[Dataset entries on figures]
|---|
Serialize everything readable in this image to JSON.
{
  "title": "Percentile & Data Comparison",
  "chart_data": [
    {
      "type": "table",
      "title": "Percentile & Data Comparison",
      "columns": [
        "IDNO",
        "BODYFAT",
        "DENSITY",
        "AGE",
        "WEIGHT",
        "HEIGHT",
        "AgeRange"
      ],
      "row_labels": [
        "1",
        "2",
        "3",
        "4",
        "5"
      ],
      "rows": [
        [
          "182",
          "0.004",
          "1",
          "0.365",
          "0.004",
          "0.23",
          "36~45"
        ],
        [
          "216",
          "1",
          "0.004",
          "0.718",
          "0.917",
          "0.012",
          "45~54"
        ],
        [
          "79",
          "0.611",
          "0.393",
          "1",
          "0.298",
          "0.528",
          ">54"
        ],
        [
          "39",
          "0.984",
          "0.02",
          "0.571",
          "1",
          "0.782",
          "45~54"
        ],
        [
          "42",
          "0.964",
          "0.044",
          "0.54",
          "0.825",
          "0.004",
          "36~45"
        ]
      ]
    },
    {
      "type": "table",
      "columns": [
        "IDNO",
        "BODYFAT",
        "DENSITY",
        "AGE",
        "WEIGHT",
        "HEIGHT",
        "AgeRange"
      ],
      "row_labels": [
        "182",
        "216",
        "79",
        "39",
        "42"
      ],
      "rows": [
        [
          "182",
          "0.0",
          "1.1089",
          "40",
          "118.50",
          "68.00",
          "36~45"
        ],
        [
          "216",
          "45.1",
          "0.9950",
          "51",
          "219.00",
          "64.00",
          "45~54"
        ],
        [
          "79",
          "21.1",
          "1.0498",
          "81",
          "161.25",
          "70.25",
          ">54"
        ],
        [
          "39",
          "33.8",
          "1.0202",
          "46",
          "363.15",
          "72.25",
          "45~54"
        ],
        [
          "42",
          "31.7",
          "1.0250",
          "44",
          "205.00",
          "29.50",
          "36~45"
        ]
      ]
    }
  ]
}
|---|
Task details ▸
Look through the entries and return every line where "Percentile" appears.

Reply to the task ▸
  "title": "Percentile & Data Comparison",
      "title": "Percentile & Data Comparison",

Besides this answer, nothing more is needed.